(Stored data)
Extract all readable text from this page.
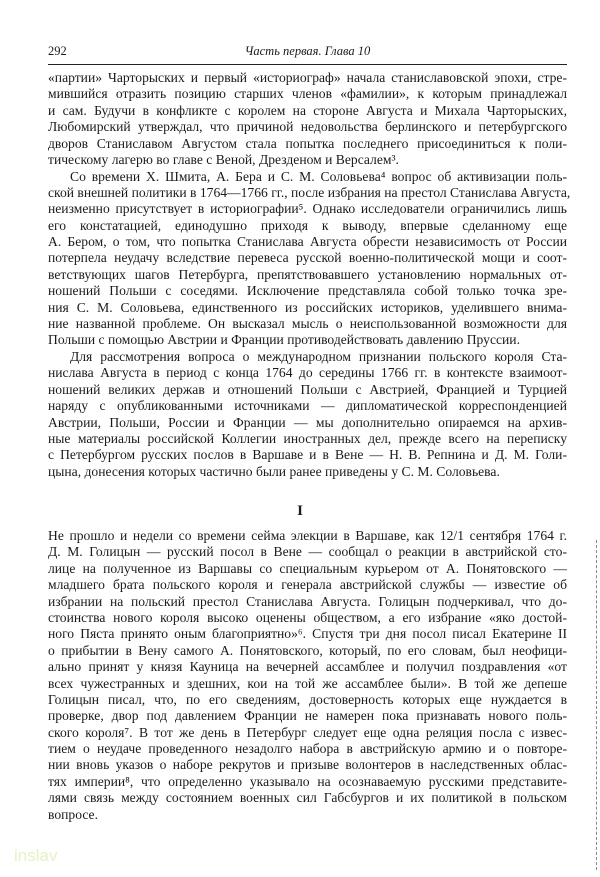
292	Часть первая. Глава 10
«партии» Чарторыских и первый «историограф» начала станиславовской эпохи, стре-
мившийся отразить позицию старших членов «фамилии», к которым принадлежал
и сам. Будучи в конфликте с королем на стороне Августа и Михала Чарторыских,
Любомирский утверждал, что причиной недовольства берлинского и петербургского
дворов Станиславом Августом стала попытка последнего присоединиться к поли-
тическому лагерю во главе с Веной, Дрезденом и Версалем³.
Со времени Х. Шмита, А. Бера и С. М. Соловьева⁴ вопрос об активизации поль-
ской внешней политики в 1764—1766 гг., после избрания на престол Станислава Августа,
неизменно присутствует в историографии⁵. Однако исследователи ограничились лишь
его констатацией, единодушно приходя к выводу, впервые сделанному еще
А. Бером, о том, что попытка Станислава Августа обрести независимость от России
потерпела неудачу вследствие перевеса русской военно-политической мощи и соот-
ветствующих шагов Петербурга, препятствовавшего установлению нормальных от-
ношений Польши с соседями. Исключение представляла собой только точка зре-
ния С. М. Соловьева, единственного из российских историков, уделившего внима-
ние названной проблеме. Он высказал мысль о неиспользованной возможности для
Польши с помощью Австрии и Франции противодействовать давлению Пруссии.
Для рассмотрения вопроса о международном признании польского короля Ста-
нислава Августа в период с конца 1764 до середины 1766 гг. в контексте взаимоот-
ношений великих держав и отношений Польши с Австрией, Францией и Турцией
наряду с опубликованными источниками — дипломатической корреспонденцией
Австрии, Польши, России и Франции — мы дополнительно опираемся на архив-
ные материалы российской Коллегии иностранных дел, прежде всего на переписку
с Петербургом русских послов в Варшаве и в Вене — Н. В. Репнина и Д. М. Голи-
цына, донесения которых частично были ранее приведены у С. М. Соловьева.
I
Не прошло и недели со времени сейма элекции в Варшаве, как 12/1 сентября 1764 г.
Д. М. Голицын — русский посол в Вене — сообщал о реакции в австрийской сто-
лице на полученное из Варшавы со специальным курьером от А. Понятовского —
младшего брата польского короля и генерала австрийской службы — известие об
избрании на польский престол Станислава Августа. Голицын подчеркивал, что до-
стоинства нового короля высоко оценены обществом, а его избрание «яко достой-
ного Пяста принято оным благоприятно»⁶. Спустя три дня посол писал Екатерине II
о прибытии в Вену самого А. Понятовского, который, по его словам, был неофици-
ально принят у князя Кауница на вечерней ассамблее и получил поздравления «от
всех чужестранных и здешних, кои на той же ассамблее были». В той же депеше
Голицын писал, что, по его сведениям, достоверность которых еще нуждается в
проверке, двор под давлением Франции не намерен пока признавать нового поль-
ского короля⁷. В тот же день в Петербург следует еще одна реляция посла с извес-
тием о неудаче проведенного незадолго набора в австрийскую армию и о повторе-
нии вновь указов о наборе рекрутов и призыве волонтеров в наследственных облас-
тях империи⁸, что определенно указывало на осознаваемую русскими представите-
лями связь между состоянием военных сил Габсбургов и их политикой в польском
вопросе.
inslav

> [EXERCISE BRIEF] Copy all lines from the material that hold "ношений".

> [FULL RESPONSE]
ношений Польши с соседями. Исключение представляла собой только точка зре-
ношений великих держав и отношений Польши с Австрией, Францией и Турцией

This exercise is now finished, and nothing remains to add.